• Coordinate annotation records:

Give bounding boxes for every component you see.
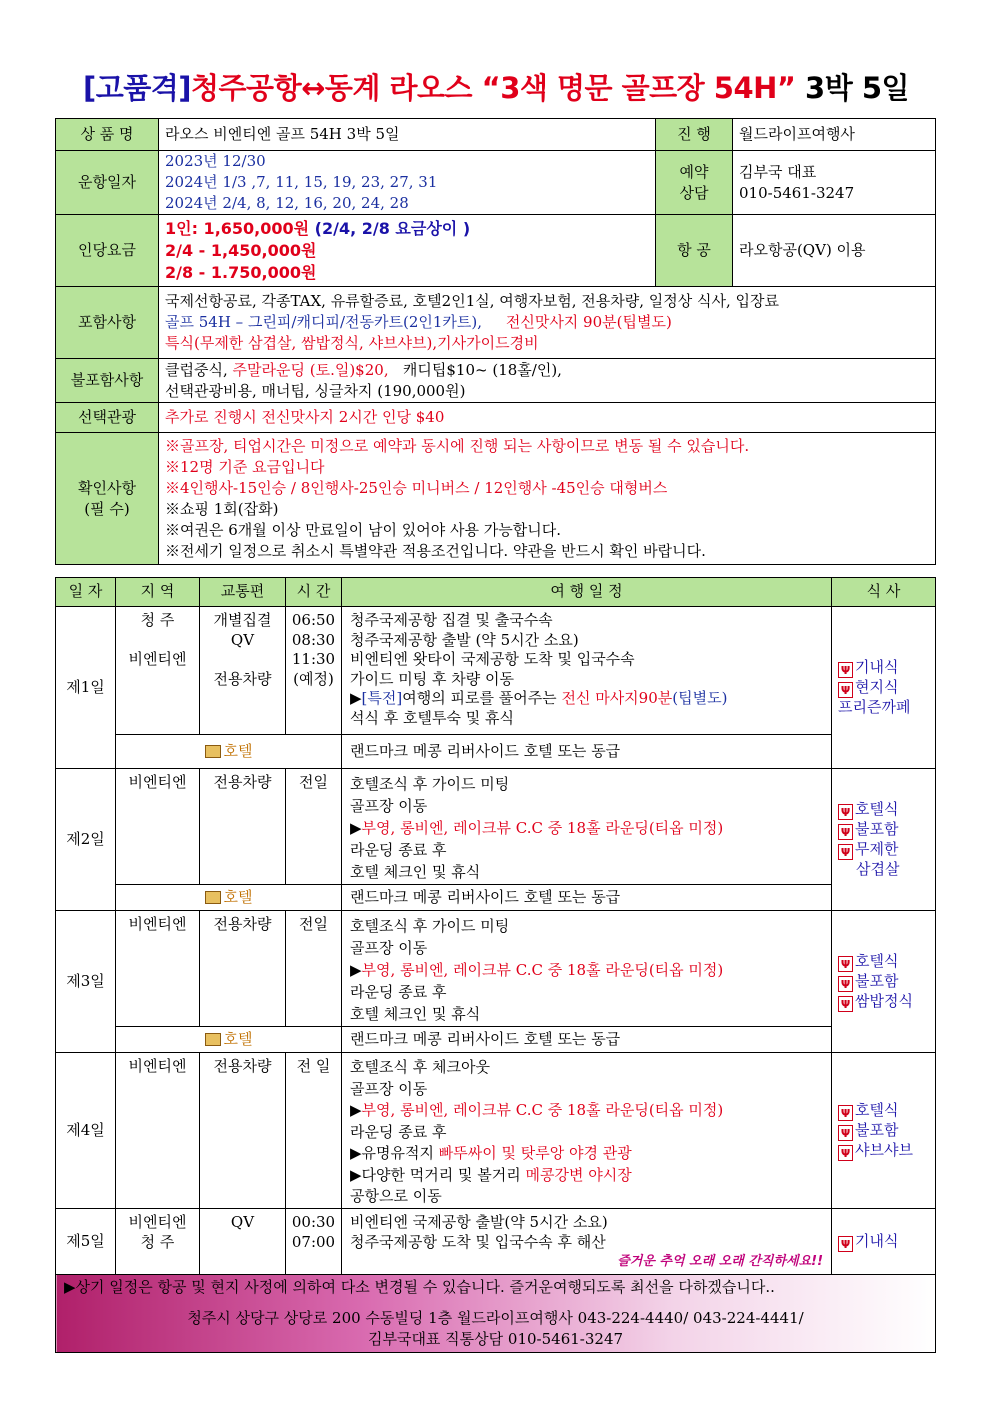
region-line: 청 주: [140, 611, 175, 629]
plan-line: 라운딩 종료 후: [350, 841, 447, 859]
transport-line: [204, 650, 281, 670]
dates-value: [159, 151, 656, 215]
price-line-3: 2/8 - 1.750,000원: [165, 262, 317, 282]
plan-line: 골프장 이동: [350, 939, 428, 957]
plan-line: 호텔 체크인 및 휴식: [350, 1005, 481, 1023]
day-time: 전일: [286, 769, 342, 885]
option-label: 선택관광: [56, 403, 159, 433]
fork-knife-icon: Ψ: [838, 804, 853, 820]
extra-highlight: 빠뚜싸이 및 탓루앙 야경 관광: [438, 1144, 632, 1162]
plan-line: 비엔티엔 왓타이 국제공항 도착 및 입국수속: [350, 650, 635, 668]
day-transport: 전용차량: [200, 911, 286, 1027]
special-highlight: 전신 마사지90분: [561, 689, 673, 707]
plan-line: 청주국제공항 집결 및 출국수속: [350, 611, 553, 629]
booking-value: [733, 151, 936, 215]
time-line: (예정): [293, 669, 334, 688]
transport-line: 개별집결: [213, 611, 272, 629]
meal-item: [838, 658, 931, 678]
day-region: 비엔티엔: [116, 769, 200, 885]
extra-text: ▶다양한 먹거리 및 볼거리: [350, 1165, 526, 1184]
title-prefix: [고품격]: [82, 71, 192, 105]
fork-knife-icon: Ψ: [838, 662, 853, 678]
meal-text: 기내식: [855, 1231, 899, 1250]
hotel-name: 랜드마크 메콩 리버사이드 호텔 또는 동급: [342, 1027, 832, 1053]
option-value: 추가로 진행시 전신맛사지 2시간 인당 $40: [159, 403, 936, 433]
col-header-meal: 식 사: [832, 578, 936, 607]
include-line-3: 특식(무제한 삼겹살, 쌈밥정식, 샤브샤브),기사가이드경비: [165, 334, 539, 352]
meal-item: [838, 992, 931, 1012]
meal-item: [838, 698, 931, 718]
special-text: 여행의 피로를 풀어주는: [402, 689, 562, 707]
col-header-day: 일 자: [56, 578, 116, 607]
booking-label-2: 상담: [679, 183, 709, 202]
footer-contact: 김부국대표 직통상담 010-5461-3247: [367, 1330, 624, 1348]
hotel-name: 랜드마크 메콩 리버사이드 호텔 또는 동급: [342, 735, 832, 769]
exclude-value: [159, 359, 936, 403]
plan-line: 석식 후 호텔투숙 및 휴식: [350, 708, 514, 727]
day-meals: [832, 607, 936, 769]
special-tail: (팁별도): [672, 689, 728, 707]
hotel-name: 랜드마크 메콩 리버사이드 호텔 또는 동급: [342, 885, 832, 911]
col-header-transport: 교통편: [200, 578, 286, 607]
hotel-icon: [205, 891, 221, 904]
extra-text: ▶유명유적지: [350, 1144, 439, 1162]
plan-special: [350, 689, 827, 709]
title-duration: 3박 5일: [795, 71, 910, 105]
day-time: 전 일: [286, 1053, 342, 1209]
booking-label: [656, 151, 733, 215]
meal-item: [838, 800, 931, 820]
hotel-label-text: 호텔: [223, 887, 253, 906]
title-main: 청주공항↔동계 라오스 “3색 명문 골프장 54H”: [191, 71, 796, 105]
include-value: [159, 287, 936, 359]
price-line-2: 2/4 - 1,450,000원: [165, 240, 317, 260]
meal-text: 호텔식: [855, 951, 899, 970]
booking-name: 김부국 대표: [739, 162, 817, 181]
booking-label-1: 예약: [679, 162, 709, 181]
day-label: 제5일: [56, 1209, 116, 1275]
hotel-icon: [205, 1033, 221, 1046]
hotel-label: [116, 885, 342, 911]
day-meals: [832, 1209, 936, 1275]
confirm-value: [159, 433, 936, 565]
meal-text: 샤브샤브: [855, 1140, 913, 1159]
meal-item: [838, 840, 931, 860]
day-transport: [200, 607, 286, 735]
meal-item: [838, 1232, 931, 1252]
fork-knife-icon: Ψ: [838, 682, 853, 698]
day-plan: [342, 911, 832, 1027]
plan-line: 라운딩 종료 후: [350, 983, 447, 1001]
include-label: 포함사항: [56, 287, 159, 359]
confirm-line: ※4인행사-15인승 / 8인행사-25인승 미니버스 / 12인행사 -45인승 대형버스: [165, 478, 668, 497]
plan-line: 호텔조식 후 가이드 미팅: [350, 917, 510, 935]
day-region: 비엔티엔: [116, 911, 200, 1027]
schedule-table: [55, 577, 936, 1353]
day-meals: [832, 911, 936, 1053]
hotel-label-text: 호텔: [223, 1029, 253, 1048]
fork-knife-icon: Ψ: [838, 844, 853, 860]
booking-phone: 010-5461-3247: [739, 183, 855, 202]
day-time: [286, 607, 342, 735]
day-label: 제4일: [56, 1053, 116, 1209]
air-label: 항 공: [656, 215, 733, 287]
col-header-region: 지 역: [116, 578, 200, 607]
round-text: 부영, 롱비엔, 레이크뷰 C.C 중 18홀 라운딩(티옵 미정): [361, 1101, 724, 1119]
meal-text: 불포함: [855, 971, 899, 990]
region-line: 비엔티엔: [128, 650, 187, 668]
confirm-label: [56, 433, 159, 565]
fork-knife-icon: Ψ: [838, 1236, 853, 1252]
plan-line: 호텔조식 후 가이드 미팅: [350, 775, 510, 793]
round-text: 부영, 롱비엔, 레이크뷰 C.C 중 18홀 라운딩(티옵 미정): [361, 819, 724, 837]
include-golf: 골프 54H – 그린피/캐디피/전동카트(2인1카트),: [165, 313, 482, 331]
meal-item: [838, 1141, 931, 1161]
plan-line: 공항으로 이동: [350, 1187, 442, 1205]
product-value: 라오스 비엔티엔 골프 54H 3박 5일: [159, 119, 656, 151]
progress-value: 월드라이프여행사: [733, 119, 936, 151]
meal-text: 불포함: [855, 819, 899, 838]
plan-round: ▶부영, 롱비엔, 레이크뷰 C.C 중 18홀 라운딩(티옵 미정): [350, 961, 724, 979]
plan-line: 청주국제공항 도착 및 입국수속 후 해산: [350, 1232, 606, 1251]
day-label: 제3일: [56, 911, 116, 1053]
meal-item: [838, 1101, 931, 1121]
exclude-line-2: 선택관광비용, 매너팁, 싱글차지 (190,000원): [165, 381, 466, 400]
meal-text: 기내식: [855, 657, 899, 676]
fork-knife-icon: Ψ: [838, 956, 853, 972]
bullet: ▶: [350, 689, 362, 707]
extra-highlight: 메콩강변 야시장: [525, 1165, 632, 1184]
price-value: [159, 215, 656, 287]
day-label: 제2일: [56, 769, 116, 911]
plan-round: ▶부영, 롱비엔, 레이크뷰 C.C 중 18홀 라운딩(티옵 미정): [350, 819, 724, 837]
plan-extra: [350, 1143, 827, 1165]
confirm-label-2: (필 수): [84, 499, 130, 518]
meal-text: 불포함: [855, 1120, 899, 1139]
product-label: 상 품 명: [56, 119, 159, 151]
plan-line: 호텔조식 후 체크아웃: [350, 1058, 490, 1076]
day-plan: [342, 1053, 832, 1209]
region-line: [120, 631, 195, 651]
plan-round: ▶부영, 롱비엔, 레이크뷰 C.C 중 18홀 라운딩(티옵 미정): [350, 1101, 724, 1119]
day-time: 전일: [286, 911, 342, 1027]
region-line: 비엔티엔: [128, 1213, 187, 1231]
plan-extra: [350, 1165, 827, 1187]
plan-line: 골프장 이동: [350, 797, 428, 815]
day-transport: 전용차량: [200, 1053, 286, 1209]
page-title: [0, 66, 992, 107]
day-region: 비엔티엔: [116, 1053, 200, 1209]
include-massage: 전신맛사지 90분(팁별도): [505, 313, 672, 331]
time-line: 11:30: [291, 650, 336, 668]
day-region: [116, 1209, 200, 1275]
plan-line: 골프장 이동: [350, 1079, 428, 1098]
meal-item: [838, 972, 931, 992]
fork-knife-icon: Ψ: [838, 1125, 853, 1141]
meal-text: 호텔식: [855, 799, 899, 818]
meal-text: 삼겹살: [856, 859, 900, 878]
round-text: 부영, 롱비엔, 레이크뷰 C.C 중 18홀 라운딩(티옵 미정): [361, 961, 724, 979]
transport-line: 전용차량: [213, 669, 272, 688]
time-line: 06:50: [291, 611, 336, 629]
time-line: 08:30: [291, 630, 336, 649]
day-transport: QV: [200, 1209, 286, 1275]
region-line: 청 주: [140, 1232, 175, 1251]
farewell-message: 즐거운 추억 오래 오래 간직하세요!!: [617, 1254, 823, 1269]
day-plan: [342, 1209, 832, 1275]
date-line: 2024년 2/4, 8, 12, 16, 20, 24, 28: [165, 194, 409, 212]
fork-knife-icon: Ψ: [838, 824, 853, 840]
meal-text: 프리즌까페: [838, 697, 911, 716]
day-plan: [342, 607, 832, 735]
plan-line: 청주국제공항 출발 (약 5시간 소요): [350, 630, 579, 649]
fork-knife-icon: Ψ: [838, 976, 853, 992]
hotel-icon: [205, 745, 221, 758]
day-label: 제1일: [56, 607, 116, 769]
confirm-line: ※쇼핑 1회(잡화): [165, 499, 279, 518]
day-meals: [832, 1053, 936, 1209]
air-value: 라오항공(QV) 이용: [733, 215, 936, 287]
footer-address: 청주시 상당구 상당로 200 수동빌딩 1층 월드라이프여행사 043-224-4440/ 043-224-4441/: [187, 1309, 804, 1327]
exclude-label: 불포함사항: [56, 359, 159, 403]
progress-label: 진 행: [656, 119, 733, 151]
confirm-line: ※여권은 6개월 이상 만료일이 남이 있어야 사용 가능합니다.: [165, 520, 561, 539]
col-header-time: 시 간: [286, 578, 342, 607]
meal-item: [838, 678, 931, 698]
day-meals: [832, 769, 936, 911]
special-tag: [특전]: [361, 689, 403, 707]
exclude-weekend: 주말라운딩 (토.일)$20,: [232, 360, 389, 379]
meal-item: [838, 1121, 931, 1141]
meal-item: [838, 820, 931, 840]
footer: [56, 1275, 936, 1353]
meal-item: [838, 860, 931, 880]
price-main: 1인: 1,650,000원: [165, 218, 310, 238]
dates-label: 운항일자: [56, 151, 159, 215]
meal-item: [838, 952, 931, 972]
time-line: 00:30: [291, 1213, 336, 1231]
plan-line: 가이드 미팅 후 차량 이동: [350, 669, 514, 688]
info-table: [55, 118, 936, 565]
date-line: 2023년 12/30: [165, 152, 266, 170]
day-time: [286, 1209, 342, 1275]
fork-knife-icon: Ψ: [838, 996, 853, 1012]
include-line-1: 국제선항공료, 각종TAX, 유류할증료, 호텔2인1실, 여행자보험, 전용차량, 일정상 식사, 입장료: [165, 292, 779, 310]
meal-text: 현지식: [855, 677, 899, 696]
plan-line: 라운딩 종료 후: [350, 1122, 447, 1141]
confirm-label-1: 확인사항: [78, 478, 136, 497]
confirm-line: ※골프장, 티업시간은 미정으로 예약과 동시에 진행 되는 사항이므로 변동 될 수 있습니다.: [165, 436, 750, 455]
confirm-line: ※12명 기준 요금입니다: [165, 457, 325, 476]
day-region: [116, 607, 200, 735]
time-line: 07:00: [291, 1232, 336, 1251]
price-label: 인당요금: [56, 215, 159, 287]
exclude-lunch: 클럽중식,: [165, 360, 228, 379]
meal-text: 쌈밥정식: [855, 991, 913, 1010]
price-note: (2/4, 2/8 요금상이 ): [309, 218, 471, 238]
fork-knife-icon: Ψ: [838, 1145, 853, 1161]
plan-line: 호텔 체크인 및 휴식: [350, 863, 481, 881]
footer-note: ▶상기 일정은 항공 및 현지 사정에 의하여 다소 변경될 수 있습니다. 즐거운여행되도록 최선을 다하겠습니다..: [64, 1278, 775, 1296]
meal-text: 호텔식: [855, 1100, 899, 1119]
col-header-itinerary: 여 행 일 정: [342, 578, 832, 607]
hotel-label: [116, 1027, 342, 1053]
confirm-line: ※전세기 일정으로 취소시 특별약관 적용조건입니다. 약관을 반드시 확인 바랍니다.: [165, 541, 706, 560]
fork-knife-icon: Ψ: [838, 1105, 853, 1121]
date-line: 2024년 1/3 ,7, 11, 15, 19, 23, 27, 31: [165, 173, 438, 191]
exclude-caddie: 캐디팁$10~ (18홀/인),: [402, 360, 562, 379]
day-plan: [342, 769, 832, 885]
hotel-label-text: 호텔: [223, 741, 253, 760]
day-transport: 전용차량: [200, 769, 286, 885]
transport-line: QV: [230, 630, 255, 649]
meal-text: 무제한: [855, 839, 899, 858]
hotel-label: [116, 735, 342, 769]
plan-line: 비엔티엔 국제공항 출발(약 5시간 소요): [350, 1213, 608, 1231]
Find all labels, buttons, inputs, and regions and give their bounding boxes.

• Task to carry out: Format the entries starting at the line containing "region-line: 청 주: [140, 611, 175, 629]" and ending at the line containing "day-transport: 전용차량: [200, 911, 286, 1027]" as a Markdown table, with the columns Row and Line, skipping any blank lines.

• Solution to this exercise:
| Row | Line |
|---|---|
| 1 | region-line: 청 주: [140, 611, 175, 629] |
| 2 | plan-line: 라운딩 종료 후: [350, 841, 447, 859] |
| 3 | transport-line: [204, 650, 281, 670] |
| 4 | dates-value: [159, 151, 656, 215] |
| 5 | price-line-3: 2/8 - 1.750,000원: [165, 262, 317, 282] |
| 6 | plan-line: 골프장 이동: [350, 939, 428, 957] |
| 7 | plan-line: 호텔 체크인 및 휴식: [350, 1005, 481, 1023] |
| 8 | day-time: 전일: [286, 769, 342, 885] |
| 9 | option-label: 선택관광: [56, 403, 159, 433] |
| 10 | fork-knife-icon: Ψ: [838, 804, 853, 820] |
| 11 | extra-highlight: 빠뚜싸이 및 탓루앙 야경 관광: [438, 1144, 632, 1162] |
| 12 | plan-line: 비엔티엔 왓타이 국제공항 도착 및 입국수속: [350, 650, 635, 668] |
| 13 | day-transport: 전용차량: [200, 911, 286, 1027] |